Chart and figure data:
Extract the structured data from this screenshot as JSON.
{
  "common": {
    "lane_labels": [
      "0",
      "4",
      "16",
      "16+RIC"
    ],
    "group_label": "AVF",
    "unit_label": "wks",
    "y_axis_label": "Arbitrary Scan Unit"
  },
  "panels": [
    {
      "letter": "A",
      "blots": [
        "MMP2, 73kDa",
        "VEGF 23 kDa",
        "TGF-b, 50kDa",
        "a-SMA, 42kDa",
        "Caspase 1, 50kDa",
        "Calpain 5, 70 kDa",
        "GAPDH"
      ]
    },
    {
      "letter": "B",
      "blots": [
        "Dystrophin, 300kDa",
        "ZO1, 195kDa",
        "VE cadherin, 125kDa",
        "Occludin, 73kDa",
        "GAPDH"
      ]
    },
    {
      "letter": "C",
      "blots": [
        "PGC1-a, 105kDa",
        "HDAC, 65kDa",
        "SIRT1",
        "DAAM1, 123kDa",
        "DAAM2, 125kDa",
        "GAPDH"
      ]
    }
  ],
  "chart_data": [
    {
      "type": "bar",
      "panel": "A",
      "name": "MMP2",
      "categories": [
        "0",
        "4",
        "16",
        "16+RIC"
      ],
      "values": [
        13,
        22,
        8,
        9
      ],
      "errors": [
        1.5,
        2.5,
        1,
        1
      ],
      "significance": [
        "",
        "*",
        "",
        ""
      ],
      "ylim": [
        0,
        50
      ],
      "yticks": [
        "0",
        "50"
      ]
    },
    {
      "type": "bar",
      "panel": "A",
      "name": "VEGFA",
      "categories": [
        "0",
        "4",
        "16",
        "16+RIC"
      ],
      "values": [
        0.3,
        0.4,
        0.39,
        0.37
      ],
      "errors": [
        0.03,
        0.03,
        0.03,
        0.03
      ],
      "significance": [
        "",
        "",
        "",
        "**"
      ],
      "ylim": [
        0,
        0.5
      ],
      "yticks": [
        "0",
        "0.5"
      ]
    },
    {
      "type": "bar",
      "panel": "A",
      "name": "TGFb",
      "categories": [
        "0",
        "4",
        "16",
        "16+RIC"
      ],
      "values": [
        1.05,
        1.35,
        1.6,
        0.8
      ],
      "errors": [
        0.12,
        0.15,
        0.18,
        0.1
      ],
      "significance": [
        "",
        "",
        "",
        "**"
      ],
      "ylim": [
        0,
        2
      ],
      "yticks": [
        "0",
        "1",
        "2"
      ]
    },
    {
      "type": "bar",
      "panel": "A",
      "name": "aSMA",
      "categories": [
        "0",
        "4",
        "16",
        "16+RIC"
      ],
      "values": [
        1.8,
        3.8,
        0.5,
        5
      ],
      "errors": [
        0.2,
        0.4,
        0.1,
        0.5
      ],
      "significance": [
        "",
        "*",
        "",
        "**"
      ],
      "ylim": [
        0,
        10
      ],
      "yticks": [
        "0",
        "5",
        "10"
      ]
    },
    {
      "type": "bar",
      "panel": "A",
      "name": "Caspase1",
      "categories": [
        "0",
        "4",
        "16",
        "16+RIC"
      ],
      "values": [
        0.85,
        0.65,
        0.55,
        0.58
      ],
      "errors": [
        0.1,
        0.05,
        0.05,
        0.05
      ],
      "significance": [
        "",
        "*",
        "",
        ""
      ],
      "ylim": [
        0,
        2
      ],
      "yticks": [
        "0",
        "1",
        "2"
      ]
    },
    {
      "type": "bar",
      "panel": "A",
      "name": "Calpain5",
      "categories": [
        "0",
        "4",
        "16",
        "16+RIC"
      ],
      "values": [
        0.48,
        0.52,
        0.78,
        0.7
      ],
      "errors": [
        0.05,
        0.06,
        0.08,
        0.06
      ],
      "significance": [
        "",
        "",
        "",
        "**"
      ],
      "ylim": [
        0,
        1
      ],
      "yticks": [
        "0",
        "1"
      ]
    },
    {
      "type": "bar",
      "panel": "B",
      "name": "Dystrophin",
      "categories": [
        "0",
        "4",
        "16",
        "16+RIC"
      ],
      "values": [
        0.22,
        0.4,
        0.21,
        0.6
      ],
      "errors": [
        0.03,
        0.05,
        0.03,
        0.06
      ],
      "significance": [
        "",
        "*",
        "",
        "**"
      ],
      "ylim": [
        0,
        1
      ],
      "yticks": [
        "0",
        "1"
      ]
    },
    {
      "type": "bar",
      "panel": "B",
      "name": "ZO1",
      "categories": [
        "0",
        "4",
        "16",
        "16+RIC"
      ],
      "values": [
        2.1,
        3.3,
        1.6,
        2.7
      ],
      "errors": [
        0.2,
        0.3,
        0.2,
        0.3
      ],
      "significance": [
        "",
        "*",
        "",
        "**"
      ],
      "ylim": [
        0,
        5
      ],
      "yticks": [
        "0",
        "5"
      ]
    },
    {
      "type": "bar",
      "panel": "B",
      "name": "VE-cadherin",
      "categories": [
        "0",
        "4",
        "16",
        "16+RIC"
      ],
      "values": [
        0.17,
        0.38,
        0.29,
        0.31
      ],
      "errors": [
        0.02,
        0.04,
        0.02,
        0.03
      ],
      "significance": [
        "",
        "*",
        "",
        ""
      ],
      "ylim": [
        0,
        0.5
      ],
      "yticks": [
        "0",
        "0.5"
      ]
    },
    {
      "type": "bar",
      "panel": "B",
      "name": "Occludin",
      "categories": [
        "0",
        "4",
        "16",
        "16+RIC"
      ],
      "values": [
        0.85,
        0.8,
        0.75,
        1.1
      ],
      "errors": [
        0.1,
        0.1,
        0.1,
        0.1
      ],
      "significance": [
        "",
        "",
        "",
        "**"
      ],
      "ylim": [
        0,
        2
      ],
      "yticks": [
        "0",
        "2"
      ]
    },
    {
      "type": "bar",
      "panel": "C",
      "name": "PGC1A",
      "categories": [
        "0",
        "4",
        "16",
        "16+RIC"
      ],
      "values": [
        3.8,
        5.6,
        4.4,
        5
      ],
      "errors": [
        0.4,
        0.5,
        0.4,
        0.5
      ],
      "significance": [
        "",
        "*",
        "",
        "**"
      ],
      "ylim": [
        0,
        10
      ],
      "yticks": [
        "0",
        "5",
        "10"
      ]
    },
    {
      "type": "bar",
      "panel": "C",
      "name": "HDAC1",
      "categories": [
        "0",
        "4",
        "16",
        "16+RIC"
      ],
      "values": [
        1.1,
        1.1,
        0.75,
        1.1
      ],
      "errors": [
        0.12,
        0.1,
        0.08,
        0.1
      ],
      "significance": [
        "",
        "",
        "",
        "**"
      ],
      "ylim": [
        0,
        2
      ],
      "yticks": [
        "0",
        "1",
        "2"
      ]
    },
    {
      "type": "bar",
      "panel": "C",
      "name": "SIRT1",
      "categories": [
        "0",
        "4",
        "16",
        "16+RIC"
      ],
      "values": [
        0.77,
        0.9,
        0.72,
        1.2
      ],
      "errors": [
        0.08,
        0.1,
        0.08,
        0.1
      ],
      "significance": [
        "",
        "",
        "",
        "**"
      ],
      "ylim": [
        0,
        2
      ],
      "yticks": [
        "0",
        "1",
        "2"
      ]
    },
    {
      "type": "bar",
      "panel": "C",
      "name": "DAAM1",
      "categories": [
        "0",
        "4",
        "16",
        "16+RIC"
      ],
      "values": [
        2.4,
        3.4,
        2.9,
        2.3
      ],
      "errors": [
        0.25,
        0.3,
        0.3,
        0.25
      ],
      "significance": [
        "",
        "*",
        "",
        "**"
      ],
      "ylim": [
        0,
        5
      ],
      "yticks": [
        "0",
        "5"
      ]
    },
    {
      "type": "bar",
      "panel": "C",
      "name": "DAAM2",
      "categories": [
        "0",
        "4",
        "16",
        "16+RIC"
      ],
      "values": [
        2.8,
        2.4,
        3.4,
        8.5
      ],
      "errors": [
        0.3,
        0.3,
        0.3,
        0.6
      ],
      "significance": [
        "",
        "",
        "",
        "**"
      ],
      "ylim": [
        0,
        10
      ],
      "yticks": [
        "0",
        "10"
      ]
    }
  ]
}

* * *

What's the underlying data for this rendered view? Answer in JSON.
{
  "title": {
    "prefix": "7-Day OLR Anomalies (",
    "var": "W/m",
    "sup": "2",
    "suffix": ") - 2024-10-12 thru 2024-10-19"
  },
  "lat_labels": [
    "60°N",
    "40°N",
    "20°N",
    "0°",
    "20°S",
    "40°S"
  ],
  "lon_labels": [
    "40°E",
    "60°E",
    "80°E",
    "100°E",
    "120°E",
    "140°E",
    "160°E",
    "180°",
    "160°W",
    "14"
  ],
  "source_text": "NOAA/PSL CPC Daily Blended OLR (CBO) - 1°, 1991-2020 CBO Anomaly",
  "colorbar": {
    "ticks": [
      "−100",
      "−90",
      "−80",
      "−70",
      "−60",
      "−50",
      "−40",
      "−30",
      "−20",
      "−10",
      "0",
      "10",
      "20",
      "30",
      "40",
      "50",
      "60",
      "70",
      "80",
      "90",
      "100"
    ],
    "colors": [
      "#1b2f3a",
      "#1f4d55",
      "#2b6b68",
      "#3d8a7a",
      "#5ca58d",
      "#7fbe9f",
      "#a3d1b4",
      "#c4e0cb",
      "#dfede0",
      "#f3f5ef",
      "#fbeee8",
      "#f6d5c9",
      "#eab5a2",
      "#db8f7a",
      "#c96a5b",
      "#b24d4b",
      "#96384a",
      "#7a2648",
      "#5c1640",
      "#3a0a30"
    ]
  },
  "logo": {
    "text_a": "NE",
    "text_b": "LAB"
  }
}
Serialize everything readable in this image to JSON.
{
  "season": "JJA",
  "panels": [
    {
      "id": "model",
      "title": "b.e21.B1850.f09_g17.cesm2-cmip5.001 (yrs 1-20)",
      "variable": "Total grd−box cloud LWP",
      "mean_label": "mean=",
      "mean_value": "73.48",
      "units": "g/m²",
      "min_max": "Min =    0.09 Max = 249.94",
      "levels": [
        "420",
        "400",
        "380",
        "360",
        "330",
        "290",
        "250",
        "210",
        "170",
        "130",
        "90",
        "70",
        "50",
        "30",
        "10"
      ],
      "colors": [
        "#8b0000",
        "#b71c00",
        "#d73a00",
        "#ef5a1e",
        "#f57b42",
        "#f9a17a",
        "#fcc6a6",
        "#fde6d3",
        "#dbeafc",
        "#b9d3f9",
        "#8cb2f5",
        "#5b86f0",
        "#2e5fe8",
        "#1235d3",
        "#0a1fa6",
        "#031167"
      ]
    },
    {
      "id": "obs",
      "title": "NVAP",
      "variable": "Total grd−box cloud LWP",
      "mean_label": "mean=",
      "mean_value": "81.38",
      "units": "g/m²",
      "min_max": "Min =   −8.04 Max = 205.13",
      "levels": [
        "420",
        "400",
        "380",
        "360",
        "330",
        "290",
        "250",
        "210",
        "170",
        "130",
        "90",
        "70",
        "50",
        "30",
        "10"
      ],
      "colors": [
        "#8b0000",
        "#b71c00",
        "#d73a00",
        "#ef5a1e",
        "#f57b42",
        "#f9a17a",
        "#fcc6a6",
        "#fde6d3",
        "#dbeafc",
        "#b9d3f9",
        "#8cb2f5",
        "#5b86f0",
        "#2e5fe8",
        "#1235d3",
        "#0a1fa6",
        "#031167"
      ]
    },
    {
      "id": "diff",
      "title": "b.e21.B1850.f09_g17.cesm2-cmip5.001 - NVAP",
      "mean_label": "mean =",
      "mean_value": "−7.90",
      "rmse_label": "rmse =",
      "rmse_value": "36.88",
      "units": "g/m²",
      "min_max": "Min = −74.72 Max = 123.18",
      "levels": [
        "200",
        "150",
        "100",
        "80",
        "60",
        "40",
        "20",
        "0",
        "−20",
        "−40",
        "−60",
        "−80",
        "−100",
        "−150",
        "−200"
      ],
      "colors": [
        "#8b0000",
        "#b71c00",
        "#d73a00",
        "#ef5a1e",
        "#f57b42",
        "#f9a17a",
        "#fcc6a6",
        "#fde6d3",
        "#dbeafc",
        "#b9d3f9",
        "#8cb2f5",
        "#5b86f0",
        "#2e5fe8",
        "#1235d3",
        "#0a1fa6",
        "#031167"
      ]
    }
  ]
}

REQUIRED TASK: Locate each line containing the string "NVAP" and show it.

REPLY TO THE TASK:
      "title": "NVAP",
      "title": "b.e21.B1850.f09_g17.cesm2-cmip5.001 - NVAP",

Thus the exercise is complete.